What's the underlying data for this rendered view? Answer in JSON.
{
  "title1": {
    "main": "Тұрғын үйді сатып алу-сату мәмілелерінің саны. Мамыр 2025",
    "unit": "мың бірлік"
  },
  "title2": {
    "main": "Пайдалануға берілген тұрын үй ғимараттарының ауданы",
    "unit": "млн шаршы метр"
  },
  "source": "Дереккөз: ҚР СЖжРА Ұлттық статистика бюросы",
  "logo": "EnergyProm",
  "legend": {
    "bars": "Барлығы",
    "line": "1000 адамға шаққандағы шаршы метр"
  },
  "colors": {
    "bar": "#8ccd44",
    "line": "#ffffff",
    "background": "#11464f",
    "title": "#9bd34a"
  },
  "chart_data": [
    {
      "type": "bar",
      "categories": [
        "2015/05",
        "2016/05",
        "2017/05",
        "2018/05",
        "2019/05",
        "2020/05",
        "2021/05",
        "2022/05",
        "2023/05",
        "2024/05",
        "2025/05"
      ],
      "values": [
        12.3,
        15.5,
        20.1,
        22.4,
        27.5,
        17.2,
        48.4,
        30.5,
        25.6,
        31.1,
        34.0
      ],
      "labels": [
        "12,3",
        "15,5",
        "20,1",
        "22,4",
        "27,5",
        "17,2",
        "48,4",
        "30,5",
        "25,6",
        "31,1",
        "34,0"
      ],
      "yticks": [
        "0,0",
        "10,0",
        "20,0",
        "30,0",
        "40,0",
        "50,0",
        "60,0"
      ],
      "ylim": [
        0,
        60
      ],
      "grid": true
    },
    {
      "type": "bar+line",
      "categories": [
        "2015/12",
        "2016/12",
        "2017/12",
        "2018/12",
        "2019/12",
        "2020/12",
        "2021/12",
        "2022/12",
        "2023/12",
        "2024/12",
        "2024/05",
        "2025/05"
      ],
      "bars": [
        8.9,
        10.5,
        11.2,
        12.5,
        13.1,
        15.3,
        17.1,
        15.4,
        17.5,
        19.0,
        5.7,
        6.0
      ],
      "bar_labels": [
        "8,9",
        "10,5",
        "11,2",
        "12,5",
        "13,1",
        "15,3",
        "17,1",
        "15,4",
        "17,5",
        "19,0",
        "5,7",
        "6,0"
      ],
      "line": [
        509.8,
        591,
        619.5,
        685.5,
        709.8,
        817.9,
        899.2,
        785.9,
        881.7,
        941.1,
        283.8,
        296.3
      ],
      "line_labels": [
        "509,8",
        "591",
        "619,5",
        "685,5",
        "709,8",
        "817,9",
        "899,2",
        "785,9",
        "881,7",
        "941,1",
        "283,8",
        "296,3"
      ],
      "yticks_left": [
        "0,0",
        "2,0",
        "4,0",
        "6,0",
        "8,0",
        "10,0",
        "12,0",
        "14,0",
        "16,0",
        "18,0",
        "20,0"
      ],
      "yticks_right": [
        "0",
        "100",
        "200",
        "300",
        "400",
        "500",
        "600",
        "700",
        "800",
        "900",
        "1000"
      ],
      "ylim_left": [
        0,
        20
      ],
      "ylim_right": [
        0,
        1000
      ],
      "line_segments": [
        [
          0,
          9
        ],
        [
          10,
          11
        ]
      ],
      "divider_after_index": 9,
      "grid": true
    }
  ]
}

#### Work instructions:
Transcribe all lines as written.

#### The output:
What's the underlying data for this rendered view? Answer in JSON.
{
  "title1": {
    "main": "Тұрғын үйді сатып алу-сату мәмілелерінің саны. Мамыр 2025",
    "unit": "мың бірлік"
  },
  "title2": {
    "main": "Пайдалануға берілген тұрын үй ғимараттарының ауданы",
    "unit": "млн шаршы метр"
  },
  "source": "Дереккөз: ҚР СЖжРА Ұлттық статистика бюросы",
  "logo": "EnergyProm",
  "legend": {
    "bars": "Барлығы",
    "line": "1000 адамға шаққандағы шаршы метр"
  },
  "colors": {
    "bar": "#8ccd44",
    "line": "#ffffff",
    "background": "#11464f",
    "title": "#9bd34a"
  },
  "chart_data": [
    {
      "type": "bar",
      "categories": [
        "2015/05",
        "2016/05",
        "2017/05",
        "2018/05",
        "2019/05",
        "2020/05",
        "2021/05",
        "2022/05",
        "2023/05",
        "2024/05",
        "2025/05"
      ],
      "values": [
        12.3,
        15.5,
        20.1,
        22.4,
        27.5,
        17.2,
        48.4,
        30.5,
        25.6,
        31.1,
        34.0
      ],
      "labels": [
        "12,3",
        "15,5",
        "20,1",
        "22,4",
        "27,5",
        "17,2",
        "48,4",
        "30,5",
        "25,6",
        "31,1",
        "34,0"
      ],
      "yticks": [
        "0,0",
        "10,0",
        "20,0",
        "30,0",
        "40,0",
        "50,0",
        "60,0"
      ],
      "ylim": [
        0,
        60
      ],
      "grid": true
    },
    {
      "type": "bar+line",
      "categories": [
        "2015/12",
        "2016/12",
        "2017/12",
        "2018/12",
        "2019/12",
        "2020/12",
        "2021/12",
        "2022/12",
        "2023/12",
        "2024/12",
        "2024/05",
        "2025/05"
      ],
      "bars": [
        8.9,
        10.5,
        11.2,
        12.5,
        13.1,
        15.3,
        17.1,
        15.4,
        17.5,
        19.0,
        5.7,
        6.0
      ],
      "bar_labels": [
        "8,9",
        "10,5",
        "11,2",
        "12,5",
        "13,1",
        "15,3",
        "17,1",
        "15,4",
        "17,5",
        "19,0",
        "5,7",
        "6,0"
      ],
      "line": [
        509.8,
        591,
        619.5,
        685.5,
        709.8,
        817.9,
        899.2,
        785.9,
        881.7,
        941.1,
        283.8,
        296.3
      ],
      "line_labels": [
        "509,8",
        "591",
        "619,5",
        "685,5",
        "709,8",
        "817,9",
        "899,2",
        "785,9",
        "881,7",
        "941,1",
        "283,8",
        "296,3"
      ],
      "yticks_left": [
        "0,0",
        "2,0",
        "4,0",
        "6,0",
        "8,0",
        "10,0",
        "12,0",
        "14,0",
        "16,0",
        "18,0",
        "20,0"
      ],
      "yticks_right": [
        "0",
        "100",
        "200",
        "300",
        "400",
        "500",
        "600",
        "700",
        "800",
        "900",
        "1000"
      ],
      "ylim_left": [
        0,
        20
      ],
      "ylim_right": [
        0,
        1000
      ],
      "line_segments": [
        [
          0,
          9
        ],
        [
          10,
          11
        ]
      ],
      "divider_after_index": 9,
      "grid": true
    }
  ]
}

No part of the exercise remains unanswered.